§ Request: Reply with nothing except the number of lines that contain the word "marker".

§ Data records:
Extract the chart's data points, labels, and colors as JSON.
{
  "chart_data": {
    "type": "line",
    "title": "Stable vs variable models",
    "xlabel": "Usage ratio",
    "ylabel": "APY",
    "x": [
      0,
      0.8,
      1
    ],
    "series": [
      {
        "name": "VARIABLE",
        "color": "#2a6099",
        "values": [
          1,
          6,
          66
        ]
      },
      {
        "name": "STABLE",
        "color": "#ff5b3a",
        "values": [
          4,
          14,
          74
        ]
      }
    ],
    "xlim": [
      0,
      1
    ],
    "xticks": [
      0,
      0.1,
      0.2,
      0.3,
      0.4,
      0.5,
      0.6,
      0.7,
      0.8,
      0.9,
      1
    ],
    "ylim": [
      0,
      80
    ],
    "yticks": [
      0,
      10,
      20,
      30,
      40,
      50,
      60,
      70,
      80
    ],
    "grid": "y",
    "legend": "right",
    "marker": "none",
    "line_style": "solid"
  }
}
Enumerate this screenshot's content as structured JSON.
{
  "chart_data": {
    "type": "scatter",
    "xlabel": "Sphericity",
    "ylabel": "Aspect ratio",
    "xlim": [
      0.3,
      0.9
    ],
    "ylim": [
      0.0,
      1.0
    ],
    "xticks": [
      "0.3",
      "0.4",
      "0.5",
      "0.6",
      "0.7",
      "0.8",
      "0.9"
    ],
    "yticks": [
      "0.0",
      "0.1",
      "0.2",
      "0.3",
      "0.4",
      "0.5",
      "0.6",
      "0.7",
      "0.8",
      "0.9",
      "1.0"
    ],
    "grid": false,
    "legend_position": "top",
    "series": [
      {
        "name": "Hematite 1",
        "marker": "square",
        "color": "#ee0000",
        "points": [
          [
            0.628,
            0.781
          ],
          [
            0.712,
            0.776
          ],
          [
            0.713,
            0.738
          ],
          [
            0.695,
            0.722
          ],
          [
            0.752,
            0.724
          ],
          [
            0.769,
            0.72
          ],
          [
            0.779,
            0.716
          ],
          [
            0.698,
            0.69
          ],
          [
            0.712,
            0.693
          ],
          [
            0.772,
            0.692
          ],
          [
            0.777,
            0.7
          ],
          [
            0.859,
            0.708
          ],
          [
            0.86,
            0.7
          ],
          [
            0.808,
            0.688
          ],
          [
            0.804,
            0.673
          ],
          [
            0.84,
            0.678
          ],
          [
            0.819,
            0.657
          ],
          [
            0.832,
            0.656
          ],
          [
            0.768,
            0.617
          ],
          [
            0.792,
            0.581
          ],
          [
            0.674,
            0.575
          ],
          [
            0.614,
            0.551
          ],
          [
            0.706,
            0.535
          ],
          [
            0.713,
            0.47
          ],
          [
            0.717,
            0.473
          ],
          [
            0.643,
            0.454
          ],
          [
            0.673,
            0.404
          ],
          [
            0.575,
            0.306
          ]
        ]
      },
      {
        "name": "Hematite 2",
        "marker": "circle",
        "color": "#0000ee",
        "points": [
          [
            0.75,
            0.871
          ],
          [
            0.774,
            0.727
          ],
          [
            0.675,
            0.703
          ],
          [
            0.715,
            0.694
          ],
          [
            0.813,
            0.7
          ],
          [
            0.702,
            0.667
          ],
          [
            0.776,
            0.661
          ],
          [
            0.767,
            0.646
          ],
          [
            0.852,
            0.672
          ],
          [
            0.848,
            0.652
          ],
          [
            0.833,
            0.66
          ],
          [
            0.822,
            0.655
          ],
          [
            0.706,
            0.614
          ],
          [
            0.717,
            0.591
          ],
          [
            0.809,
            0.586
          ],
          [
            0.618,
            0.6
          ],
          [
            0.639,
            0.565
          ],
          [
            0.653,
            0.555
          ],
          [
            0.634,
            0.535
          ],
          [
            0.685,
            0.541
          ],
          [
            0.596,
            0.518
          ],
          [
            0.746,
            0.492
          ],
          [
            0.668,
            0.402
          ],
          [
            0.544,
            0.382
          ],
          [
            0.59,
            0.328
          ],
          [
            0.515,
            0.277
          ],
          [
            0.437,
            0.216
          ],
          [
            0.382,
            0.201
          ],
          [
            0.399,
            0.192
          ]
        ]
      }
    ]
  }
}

§ Task answer: 3